** Dataset extract **
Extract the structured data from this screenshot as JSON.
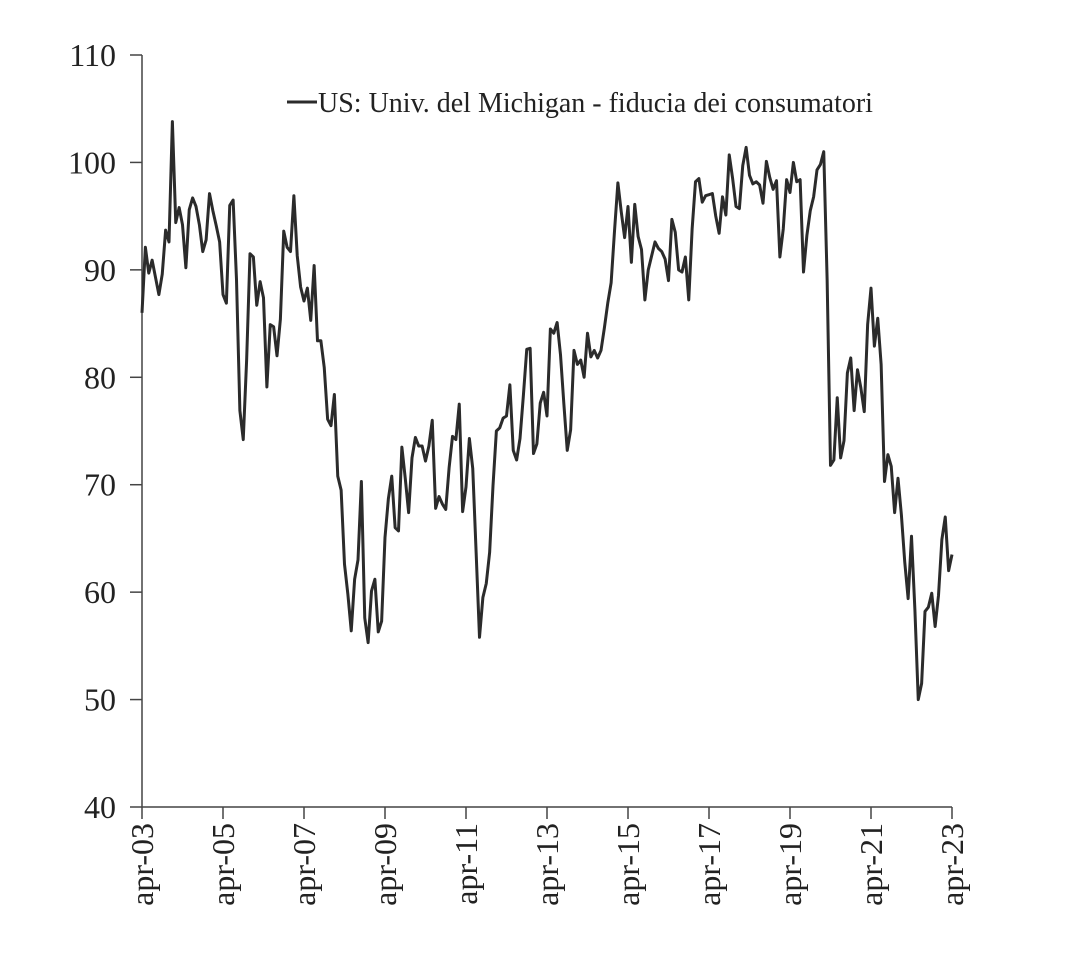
{
  "chart_data": {
    "type": "line",
    "categories": [
      "apr-03",
      null,
      null,
      null,
      null,
      null,
      null,
      null,
      null,
      null,
      null,
      null,
      null,
      null,
      null,
      null,
      null,
      null,
      null,
      null,
      null,
      null,
      null,
      null,
      "apr-05",
      null,
      null,
      null,
      null,
      null,
      null,
      null,
      null,
      null,
      null,
      null,
      null,
      null,
      null,
      null,
      null,
      null,
      null,
      null,
      null,
      null,
      null,
      null,
      "apr-07",
      null,
      null,
      null,
      null,
      null,
      null,
      null,
      null,
      null,
      null,
      null,
      null,
      null,
      null,
      null,
      null,
      null,
      null,
      null,
      null,
      null,
      null,
      null,
      "apr-09",
      null,
      null,
      null,
      null,
      null,
      null,
      null,
      null,
      null,
      null,
      null,
      null,
      null,
      null,
      null,
      null,
      null,
      null,
      null,
      null,
      null,
      null,
      null,
      "apr-11",
      null,
      null,
      null,
      null,
      null,
      null,
      null,
      null,
      null,
      null,
      null,
      null,
      null,
      null,
      null,
      null,
      null,
      null,
      null,
      null,
      null,
      null,
      null,
      "apr-13",
      null,
      null,
      null,
      null,
      null,
      null,
      null,
      null,
      null,
      null,
      null,
      null,
      null,
      null,
      null,
      null,
      null,
      null,
      null,
      null,
      null,
      null,
      null,
      "apr-15",
      null,
      null,
      null,
      null,
      null,
      null,
      null,
      null,
      null,
      null,
      null,
      null,
      null,
      null,
      null,
      null,
      null,
      null,
      null,
      null,
      null,
      null,
      null,
      "apr-17",
      null,
      null,
      null,
      null,
      null,
      null,
      null,
      null,
      null,
      null,
      null,
      null,
      null,
      null,
      null,
      null,
      null,
      null,
      null,
      null,
      null,
      null,
      null,
      "apr-19",
      null,
      null,
      null,
      null,
      null,
      null,
      null,
      null,
      null,
      null,
      null,
      null,
      null,
      null,
      null,
      null,
      null,
      null,
      null,
      null,
      null,
      null,
      null,
      "apr-21",
      null,
      null,
      null,
      null,
      null,
      null,
      null,
      null,
      null,
      null,
      null,
      null,
      null,
      null,
      null,
      null,
      null,
      null,
      null,
      null,
      null,
      null,
      null,
      "apr-23"
    ],
    "series": [
      {
        "name": "US: Univ. del Michigan - fiducia dei consumatori",
        "color": "#2b2b2b",
        "values": [
          86.0,
          92.1,
          89.7,
          90.9,
          89.3,
          87.7,
          89.6,
          93.7,
          92.6,
          103.8,
          94.4,
          95.8,
          94.2,
          90.2,
          95.6,
          96.7,
          95.9,
          94.2,
          91.7,
          92.8,
          97.1,
          95.5,
          94.1,
          92.6,
          87.7,
          86.9,
          96.0,
          96.5,
          89.1,
          76.9,
          74.2,
          81.6,
          91.5,
          91.2,
          86.7,
          88.9,
          87.4,
          79.1,
          84.9,
          84.7,
          82.0,
          85.4,
          93.6,
          92.1,
          91.7,
          96.9,
          91.3,
          88.4,
          87.1,
          88.3,
          85.3,
          90.4,
          83.4,
          83.4,
          80.9,
          76.1,
          75.5,
          78.4,
          70.8,
          69.5,
          62.6,
          59.8,
          56.4,
          61.2,
          63.0,
          70.3,
          57.6,
          55.3,
          60.1,
          61.2,
          56.3,
          57.3,
          65.1,
          68.7,
          70.8,
          66.0,
          65.7,
          73.5,
          70.6,
          67.4,
          72.5,
          74.4,
          73.6,
          73.6,
          72.2,
          73.6,
          76.0,
          67.8,
          68.9,
          68.2,
          67.7,
          71.6,
          74.5,
          74.2,
          77.5,
          67.5,
          69.8,
          74.3,
          71.5,
          63.7,
          55.8,
          59.5,
          60.8,
          63.7,
          69.9,
          75.0,
          75.3,
          76.2,
          76.4,
          79.3,
          73.2,
          72.3,
          74.3,
          78.3,
          82.6,
          82.7,
          72.9,
          73.8,
          77.6,
          78.6,
          76.4,
          84.5,
          84.1,
          85.1,
          82.1,
          77.5,
          73.2,
          75.1,
          82.5,
          81.2,
          81.6,
          80.0,
          84.1,
          81.9,
          82.5,
          81.8,
          82.5,
          84.6,
          86.9,
          88.8,
          93.6,
          98.1,
          95.4,
          93.0,
          95.9,
          90.7,
          96.1,
          93.1,
          91.9,
          87.2,
          90.0,
          91.3,
          92.6,
          92.0,
          91.7,
          91.0,
          89.0,
          94.7,
          93.5,
          90.0,
          89.8,
          91.2,
          87.2,
          93.8,
          98.2,
          98.5,
          96.3,
          96.9,
          97.0,
          97.1,
          95.0,
          93.4,
          96.8,
          95.1,
          100.7,
          98.5,
          95.9,
          95.7,
          99.7,
          101.4,
          98.8,
          98.0,
          98.2,
          97.9,
          96.2,
          100.1,
          98.6,
          97.5,
          98.3,
          91.2,
          93.8,
          98.4,
          97.2,
          100.0,
          98.2,
          98.4,
          89.8,
          93.2,
          95.5,
          96.8,
          99.3,
          99.8,
          101.0,
          89.1,
          71.8,
          72.3,
          78.1,
          72.5,
          74.1,
          80.4,
          81.8,
          76.9,
          80.7,
          79.0,
          76.8,
          84.9,
          88.3,
          82.9,
          85.5,
          81.2,
          70.3,
          72.8,
          71.7,
          67.4,
          70.6,
          67.2,
          62.8,
          59.4,
          65.2,
          58.4,
          50.0,
          51.5,
          58.2,
          58.6,
          59.9,
          56.8,
          59.7,
          64.9,
          67.0,
          62.0,
          63.5
        ]
      }
    ],
    "ylim": [
      40,
      110
    ],
    "yticks": [
      40,
      50,
      60,
      70,
      80,
      90,
      100,
      110
    ],
    "legend": "top-right"
  }
}
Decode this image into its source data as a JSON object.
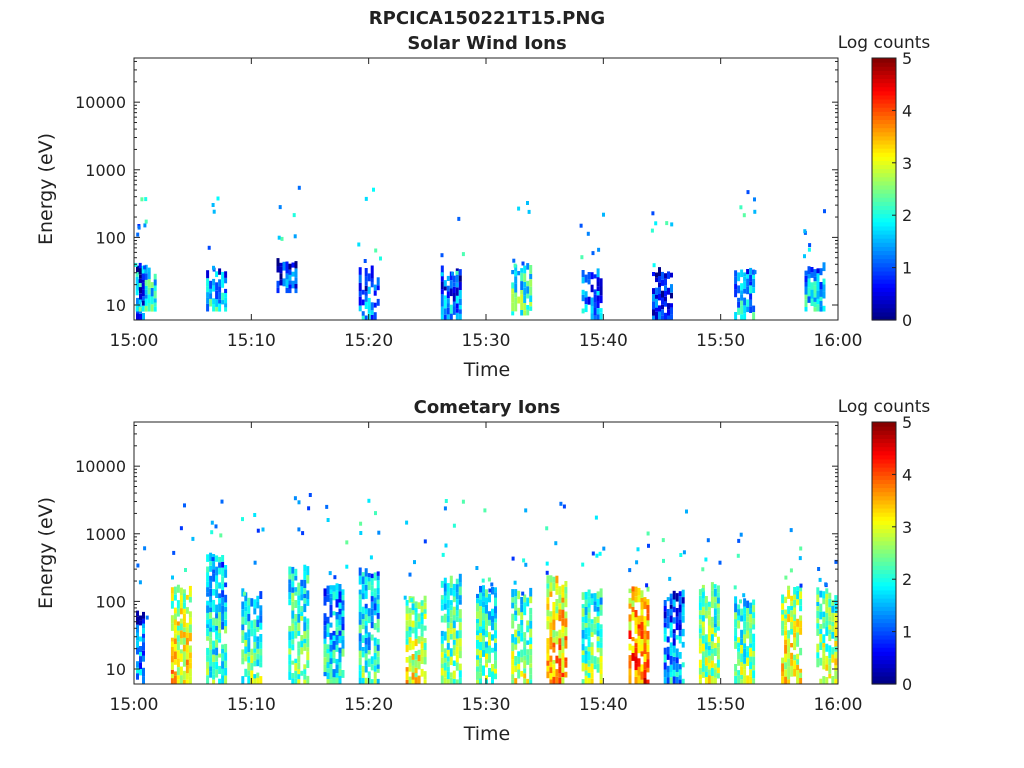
{
  "figure_title": "RPCICA150221T15.PNG",
  "chart_data": [
    {
      "type": "heatmap",
      "title": "Solar Wind Ions",
      "xlabel": "Time",
      "ylabel": "Energy (eV)",
      "y_scale": "log",
      "ylim": [
        6,
        45000
      ],
      "x_range": [
        "15:00",
        "16:00"
      ],
      "x_ticks": [
        "15:00",
        "15:10",
        "15:20",
        "15:30",
        "15:40",
        "15:50",
        "16:00"
      ],
      "y_ticks": [
        "10",
        "100",
        "1000",
        "10000"
      ],
      "colorbar": {
        "label": "Log counts",
        "range": [
          0,
          5
        ],
        "ticks": [
          "0",
          "1",
          "2",
          "3",
          "4",
          "5"
        ],
        "colormap": "jet"
      },
      "grid": false,
      "bursts": [
        {
          "t": "15:00",
          "e_low": 6,
          "e_high": 30,
          "level": 1.1
        },
        {
          "t": "15:01",
          "e_low": 8,
          "e_high": 35,
          "level": 2.2
        },
        {
          "t": "15:07",
          "e_low": 8,
          "e_high": 28,
          "level": 1.8
        },
        {
          "t": "15:13",
          "e_low": 15,
          "e_high": 40,
          "level": 1.2
        },
        {
          "t": "15:20",
          "e_low": 6,
          "e_high": 30,
          "level": 1.3
        },
        {
          "t": "15:27",
          "e_low": 6,
          "e_high": 30,
          "level": 1.4
        },
        {
          "t": "15:33",
          "e_low": 7,
          "e_high": 35,
          "level": 2.4
        },
        {
          "t": "15:39",
          "e_low": 6,
          "e_high": 28,
          "level": 1.5
        },
        {
          "t": "15:45",
          "e_low": 6,
          "e_high": 28,
          "level": 1.0
        },
        {
          "t": "15:52",
          "e_low": 6,
          "e_high": 30,
          "level": 1.8
        },
        {
          "t": "15:58",
          "e_low": 8,
          "e_high": 32,
          "level": 2.0
        }
      ]
    },
    {
      "type": "heatmap",
      "title": "Cometary Ions",
      "xlabel": "Time",
      "ylabel": "Energy (eV)",
      "y_scale": "log",
      "ylim": [
        6,
        45000
      ],
      "x_range": [
        "15:00",
        "16:00"
      ],
      "x_ticks": [
        "15:00",
        "15:10",
        "15:20",
        "15:30",
        "15:40",
        "15:50",
        "16:00"
      ],
      "y_ticks": [
        "10",
        "100",
        "1000",
        "10000"
      ],
      "colorbar": {
        "label": "Log counts",
        "range": [
          0,
          5
        ],
        "ticks": [
          "0",
          "1",
          "2",
          "3",
          "4",
          "5"
        ],
        "colormap": "jet"
      },
      "grid": false,
      "bursts": [
        {
          "t": "15:00",
          "e_low": 6,
          "e_high": 60,
          "level": 1.6
        },
        {
          "t": "15:04",
          "e_low": 6,
          "e_high": 150,
          "level": 3.3
        },
        {
          "t": "15:07",
          "e_low": 6,
          "e_high": 400,
          "level": 2.2
        },
        {
          "t": "15:10",
          "e_low": 6,
          "e_high": 120,
          "level": 2.4
        },
        {
          "t": "15:14",
          "e_low": 6,
          "e_high": 300,
          "level": 2.5
        },
        {
          "t": "15:17",
          "e_low": 6,
          "e_high": 150,
          "level": 2.0
        },
        {
          "t": "15:20",
          "e_low": 6,
          "e_high": 250,
          "level": 2.2
        },
        {
          "t": "15:24",
          "e_low": 6,
          "e_high": 100,
          "level": 3.0
        },
        {
          "t": "15:27",
          "e_low": 6,
          "e_high": 200,
          "level": 2.6
        },
        {
          "t": "15:30",
          "e_low": 6,
          "e_high": 150,
          "level": 2.6
        },
        {
          "t": "15:33",
          "e_low": 6,
          "e_high": 120,
          "level": 2.8
        },
        {
          "t": "15:36",
          "e_low": 6,
          "e_high": 200,
          "level": 3.6
        },
        {
          "t": "15:39",
          "e_low": 6,
          "e_high": 130,
          "level": 2.6
        },
        {
          "t": "15:43",
          "e_low": 6,
          "e_high": 150,
          "level": 4.0
        },
        {
          "t": "15:46",
          "e_low": 6,
          "e_high": 120,
          "level": 1.6
        },
        {
          "t": "15:49",
          "e_low": 6,
          "e_high": 150,
          "level": 2.7
        },
        {
          "t": "15:52",
          "e_low": 6,
          "e_high": 100,
          "level": 2.6
        },
        {
          "t": "15:56",
          "e_low": 6,
          "e_high": 160,
          "level": 3.2
        },
        {
          "t": "15:59",
          "e_low": 6,
          "e_high": 130,
          "level": 2.9
        }
      ]
    }
  ]
}
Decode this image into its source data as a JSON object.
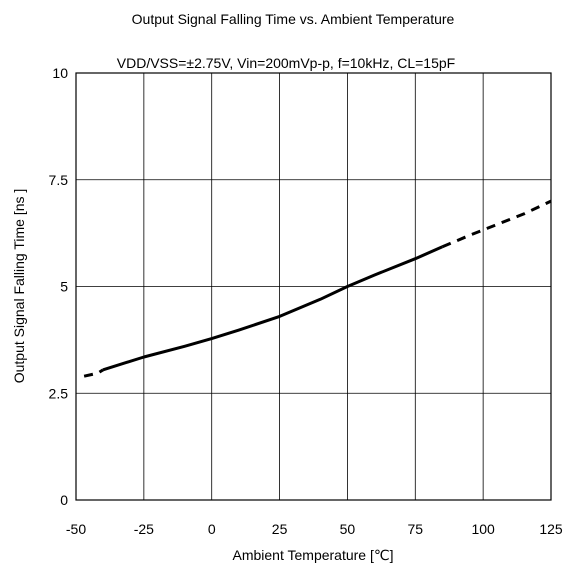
{
  "chart_data": {
    "type": "line",
    "title": "Output Signal Falling Time vs. Ambient Temperature",
    "subtitle": "VDD/VSS=±2.75V, Vin=200mVp-p, f=10kHz, CL=15pF",
    "xlabel": "Ambient Temperature [℃]",
    "ylabel": "Output Signal Falling Time [ns ]",
    "xlim": [
      -50,
      125
    ],
    "ylim": [
      0,
      10
    ],
    "x_ticks": [
      "-50",
      "-25",
      "0",
      "25",
      "50",
      "75",
      "100",
      "125"
    ],
    "y_ticks": [
      "0",
      "2.5",
      "5",
      "7.5",
      "10"
    ],
    "grid": true,
    "series": [
      {
        "style": "solid",
        "x": [
          -40,
          -25,
          -10,
          0,
          10,
          25,
          40,
          50,
          60,
          75,
          85
        ],
        "y": [
          3.05,
          3.35,
          3.6,
          3.78,
          3.98,
          4.3,
          4.7,
          5.0,
          5.27,
          5.65,
          5.93
        ]
      },
      {
        "style": "dashed",
        "x": [
          -47,
          -42,
          -40
        ],
        "y": [
          2.9,
          2.97,
          3.05
        ]
      },
      {
        "style": "dashed",
        "x": [
          85,
          95,
          105,
          115,
          125
        ],
        "y": [
          5.93,
          6.2,
          6.45,
          6.7,
          7.0
        ]
      }
    ]
  }
}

** Prompt **
Lines holding the word "Output" in the entries above are the ones to pull out. Copy them all.

** Response below **
    "title": "Output Signal Falling Time vs. Ambient Temperature",
    "ylabel": "Output Signal Falling Time [ns ]",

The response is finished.